→ **What to produce**: Wherever the word "over" appears in the entries, copy the whole line.

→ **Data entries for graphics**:
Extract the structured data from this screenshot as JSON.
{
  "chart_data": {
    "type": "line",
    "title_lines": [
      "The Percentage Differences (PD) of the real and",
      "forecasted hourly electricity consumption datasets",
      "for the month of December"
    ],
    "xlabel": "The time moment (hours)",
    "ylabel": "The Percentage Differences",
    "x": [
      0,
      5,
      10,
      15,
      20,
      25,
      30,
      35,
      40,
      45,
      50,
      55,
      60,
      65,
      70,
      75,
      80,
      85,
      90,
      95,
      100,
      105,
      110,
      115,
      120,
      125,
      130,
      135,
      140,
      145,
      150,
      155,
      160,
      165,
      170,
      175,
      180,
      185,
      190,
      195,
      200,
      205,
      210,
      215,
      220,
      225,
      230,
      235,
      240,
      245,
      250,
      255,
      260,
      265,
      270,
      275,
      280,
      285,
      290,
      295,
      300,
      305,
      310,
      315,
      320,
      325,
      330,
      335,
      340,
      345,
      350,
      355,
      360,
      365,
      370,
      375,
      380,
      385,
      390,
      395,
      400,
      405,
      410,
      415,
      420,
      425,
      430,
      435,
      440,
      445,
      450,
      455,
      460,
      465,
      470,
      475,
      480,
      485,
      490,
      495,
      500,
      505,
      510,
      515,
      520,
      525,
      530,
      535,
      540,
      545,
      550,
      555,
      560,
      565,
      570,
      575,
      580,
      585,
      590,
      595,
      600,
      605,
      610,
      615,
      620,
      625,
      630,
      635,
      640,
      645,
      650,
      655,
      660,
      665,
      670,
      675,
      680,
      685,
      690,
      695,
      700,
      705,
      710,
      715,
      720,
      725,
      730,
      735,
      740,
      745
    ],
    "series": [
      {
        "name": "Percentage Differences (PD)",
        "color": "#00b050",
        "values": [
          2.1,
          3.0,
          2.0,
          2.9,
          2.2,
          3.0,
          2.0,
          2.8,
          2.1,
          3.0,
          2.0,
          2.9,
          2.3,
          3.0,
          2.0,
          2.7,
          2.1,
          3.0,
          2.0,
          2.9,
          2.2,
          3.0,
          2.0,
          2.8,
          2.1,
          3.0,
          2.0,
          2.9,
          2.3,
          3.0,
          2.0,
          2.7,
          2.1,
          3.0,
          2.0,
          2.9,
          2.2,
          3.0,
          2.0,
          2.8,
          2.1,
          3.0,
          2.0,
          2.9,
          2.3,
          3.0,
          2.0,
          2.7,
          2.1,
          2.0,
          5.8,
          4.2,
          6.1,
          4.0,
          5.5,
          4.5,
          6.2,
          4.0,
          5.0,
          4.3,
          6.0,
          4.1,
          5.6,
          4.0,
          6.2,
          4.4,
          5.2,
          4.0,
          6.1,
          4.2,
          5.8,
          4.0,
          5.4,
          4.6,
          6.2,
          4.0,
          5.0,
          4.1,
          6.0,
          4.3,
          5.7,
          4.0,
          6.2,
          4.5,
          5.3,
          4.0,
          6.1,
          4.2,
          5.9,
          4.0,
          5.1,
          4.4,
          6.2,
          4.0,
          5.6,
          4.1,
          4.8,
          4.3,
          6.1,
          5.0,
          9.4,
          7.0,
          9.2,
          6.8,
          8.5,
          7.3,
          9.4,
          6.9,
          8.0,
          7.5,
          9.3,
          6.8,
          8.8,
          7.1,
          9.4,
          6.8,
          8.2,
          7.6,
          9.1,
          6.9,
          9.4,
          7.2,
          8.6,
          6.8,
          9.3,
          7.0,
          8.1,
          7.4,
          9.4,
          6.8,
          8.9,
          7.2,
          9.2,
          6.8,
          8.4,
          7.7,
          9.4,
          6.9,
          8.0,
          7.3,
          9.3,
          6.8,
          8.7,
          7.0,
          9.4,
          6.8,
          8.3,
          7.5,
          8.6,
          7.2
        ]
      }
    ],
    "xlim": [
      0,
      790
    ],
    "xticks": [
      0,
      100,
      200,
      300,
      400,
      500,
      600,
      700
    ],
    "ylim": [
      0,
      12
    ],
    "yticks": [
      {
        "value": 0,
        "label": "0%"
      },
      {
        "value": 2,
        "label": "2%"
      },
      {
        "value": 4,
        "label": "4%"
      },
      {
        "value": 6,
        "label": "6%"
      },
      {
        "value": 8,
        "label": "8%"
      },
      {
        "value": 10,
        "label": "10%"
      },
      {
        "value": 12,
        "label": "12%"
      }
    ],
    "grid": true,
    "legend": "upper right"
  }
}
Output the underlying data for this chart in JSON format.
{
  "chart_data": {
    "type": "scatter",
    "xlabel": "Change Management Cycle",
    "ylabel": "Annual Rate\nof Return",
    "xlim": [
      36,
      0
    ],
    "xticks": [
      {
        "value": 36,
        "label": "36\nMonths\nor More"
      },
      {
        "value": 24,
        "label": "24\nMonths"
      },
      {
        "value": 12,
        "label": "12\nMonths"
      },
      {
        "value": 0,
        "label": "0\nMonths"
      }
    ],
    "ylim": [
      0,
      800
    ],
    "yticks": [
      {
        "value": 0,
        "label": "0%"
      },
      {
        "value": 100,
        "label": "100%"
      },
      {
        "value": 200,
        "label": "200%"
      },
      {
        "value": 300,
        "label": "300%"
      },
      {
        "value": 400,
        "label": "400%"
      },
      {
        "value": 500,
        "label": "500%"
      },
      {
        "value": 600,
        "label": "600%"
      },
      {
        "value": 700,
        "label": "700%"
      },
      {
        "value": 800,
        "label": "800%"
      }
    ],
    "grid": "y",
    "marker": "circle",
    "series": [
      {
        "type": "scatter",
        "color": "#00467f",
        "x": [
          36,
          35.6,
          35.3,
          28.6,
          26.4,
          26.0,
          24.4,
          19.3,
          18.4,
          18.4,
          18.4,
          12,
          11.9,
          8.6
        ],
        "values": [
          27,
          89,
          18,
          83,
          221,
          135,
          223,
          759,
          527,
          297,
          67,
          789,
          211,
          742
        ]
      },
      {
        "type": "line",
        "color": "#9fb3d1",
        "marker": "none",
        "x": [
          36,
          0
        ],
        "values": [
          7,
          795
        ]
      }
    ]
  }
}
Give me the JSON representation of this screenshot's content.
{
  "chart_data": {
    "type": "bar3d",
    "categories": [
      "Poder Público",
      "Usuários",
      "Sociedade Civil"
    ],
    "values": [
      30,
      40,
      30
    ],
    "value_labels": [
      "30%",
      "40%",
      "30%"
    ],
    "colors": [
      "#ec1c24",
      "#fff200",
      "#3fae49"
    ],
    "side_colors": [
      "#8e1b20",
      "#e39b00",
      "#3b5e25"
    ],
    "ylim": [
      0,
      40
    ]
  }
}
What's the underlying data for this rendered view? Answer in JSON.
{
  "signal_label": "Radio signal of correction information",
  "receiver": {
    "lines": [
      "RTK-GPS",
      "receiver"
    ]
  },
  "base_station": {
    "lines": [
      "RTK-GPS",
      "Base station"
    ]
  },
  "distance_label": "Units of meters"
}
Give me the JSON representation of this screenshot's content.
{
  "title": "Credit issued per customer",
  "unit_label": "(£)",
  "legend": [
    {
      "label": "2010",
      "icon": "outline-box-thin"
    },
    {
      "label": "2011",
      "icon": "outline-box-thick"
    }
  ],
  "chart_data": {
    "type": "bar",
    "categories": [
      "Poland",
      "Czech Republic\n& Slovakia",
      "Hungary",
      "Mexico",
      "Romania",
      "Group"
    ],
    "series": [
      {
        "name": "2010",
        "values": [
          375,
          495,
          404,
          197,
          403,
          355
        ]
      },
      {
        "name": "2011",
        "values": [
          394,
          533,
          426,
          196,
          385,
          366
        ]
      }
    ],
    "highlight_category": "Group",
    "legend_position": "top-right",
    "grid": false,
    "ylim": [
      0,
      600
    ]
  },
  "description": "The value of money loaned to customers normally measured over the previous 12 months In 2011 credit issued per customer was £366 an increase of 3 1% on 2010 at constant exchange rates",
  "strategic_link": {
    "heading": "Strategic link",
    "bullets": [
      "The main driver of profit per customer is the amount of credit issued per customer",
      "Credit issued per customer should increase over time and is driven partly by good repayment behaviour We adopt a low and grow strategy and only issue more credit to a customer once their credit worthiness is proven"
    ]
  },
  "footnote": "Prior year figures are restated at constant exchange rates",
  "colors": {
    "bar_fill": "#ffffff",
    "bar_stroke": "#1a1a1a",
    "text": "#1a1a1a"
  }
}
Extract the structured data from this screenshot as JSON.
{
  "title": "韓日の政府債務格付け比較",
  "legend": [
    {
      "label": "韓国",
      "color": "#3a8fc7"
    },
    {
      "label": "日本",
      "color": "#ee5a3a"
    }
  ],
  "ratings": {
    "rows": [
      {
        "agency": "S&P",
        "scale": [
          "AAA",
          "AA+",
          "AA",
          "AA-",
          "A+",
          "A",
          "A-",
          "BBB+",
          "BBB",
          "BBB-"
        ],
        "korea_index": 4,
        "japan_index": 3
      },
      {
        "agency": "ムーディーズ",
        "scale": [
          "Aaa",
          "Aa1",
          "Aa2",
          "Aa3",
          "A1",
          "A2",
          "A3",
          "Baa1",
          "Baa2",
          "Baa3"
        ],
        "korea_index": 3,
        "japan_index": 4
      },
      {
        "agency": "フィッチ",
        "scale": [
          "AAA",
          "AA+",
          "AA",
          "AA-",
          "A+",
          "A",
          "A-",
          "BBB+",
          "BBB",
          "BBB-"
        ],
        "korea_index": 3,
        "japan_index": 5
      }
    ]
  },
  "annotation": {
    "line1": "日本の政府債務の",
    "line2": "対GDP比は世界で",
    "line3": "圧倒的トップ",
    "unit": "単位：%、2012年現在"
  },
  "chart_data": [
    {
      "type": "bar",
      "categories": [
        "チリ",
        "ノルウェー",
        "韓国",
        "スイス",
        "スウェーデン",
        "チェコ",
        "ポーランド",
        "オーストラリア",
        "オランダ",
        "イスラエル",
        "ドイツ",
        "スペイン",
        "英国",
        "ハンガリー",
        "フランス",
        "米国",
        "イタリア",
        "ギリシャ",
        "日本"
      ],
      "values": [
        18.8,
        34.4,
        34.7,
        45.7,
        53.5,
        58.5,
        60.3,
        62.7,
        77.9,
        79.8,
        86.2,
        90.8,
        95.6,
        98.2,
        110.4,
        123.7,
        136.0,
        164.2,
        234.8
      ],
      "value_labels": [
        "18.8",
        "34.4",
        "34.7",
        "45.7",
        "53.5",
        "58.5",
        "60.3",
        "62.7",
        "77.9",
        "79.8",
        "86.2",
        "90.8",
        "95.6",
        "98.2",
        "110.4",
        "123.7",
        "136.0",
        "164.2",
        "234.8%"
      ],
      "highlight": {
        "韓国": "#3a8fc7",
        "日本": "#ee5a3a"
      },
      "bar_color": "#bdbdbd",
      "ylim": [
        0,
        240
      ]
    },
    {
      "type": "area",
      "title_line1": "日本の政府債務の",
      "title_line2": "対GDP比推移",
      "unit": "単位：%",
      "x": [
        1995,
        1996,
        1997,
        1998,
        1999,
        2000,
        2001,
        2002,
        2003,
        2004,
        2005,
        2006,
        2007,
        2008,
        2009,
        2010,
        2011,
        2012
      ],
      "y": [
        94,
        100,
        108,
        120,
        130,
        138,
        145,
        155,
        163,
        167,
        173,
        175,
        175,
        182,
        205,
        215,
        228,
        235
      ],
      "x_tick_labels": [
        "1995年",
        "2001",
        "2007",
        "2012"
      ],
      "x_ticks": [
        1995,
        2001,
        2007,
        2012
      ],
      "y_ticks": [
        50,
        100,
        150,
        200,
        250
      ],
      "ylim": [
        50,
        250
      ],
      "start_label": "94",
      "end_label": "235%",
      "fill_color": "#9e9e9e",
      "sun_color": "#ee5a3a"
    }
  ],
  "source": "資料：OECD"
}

→ **Response to this task**:
  "description": "The value of money loaned to customers normally measured over the previous 12 months In 2011 credit issued per customer was £366 an increase of 3 1% on 2010 at constant exchange rates",
      "Credit issued per customer should increase over time and is driven partly by good repayment behaviour We adopt a low and grow strategy and only issue more credit to a customer once their credit worthiness is proven"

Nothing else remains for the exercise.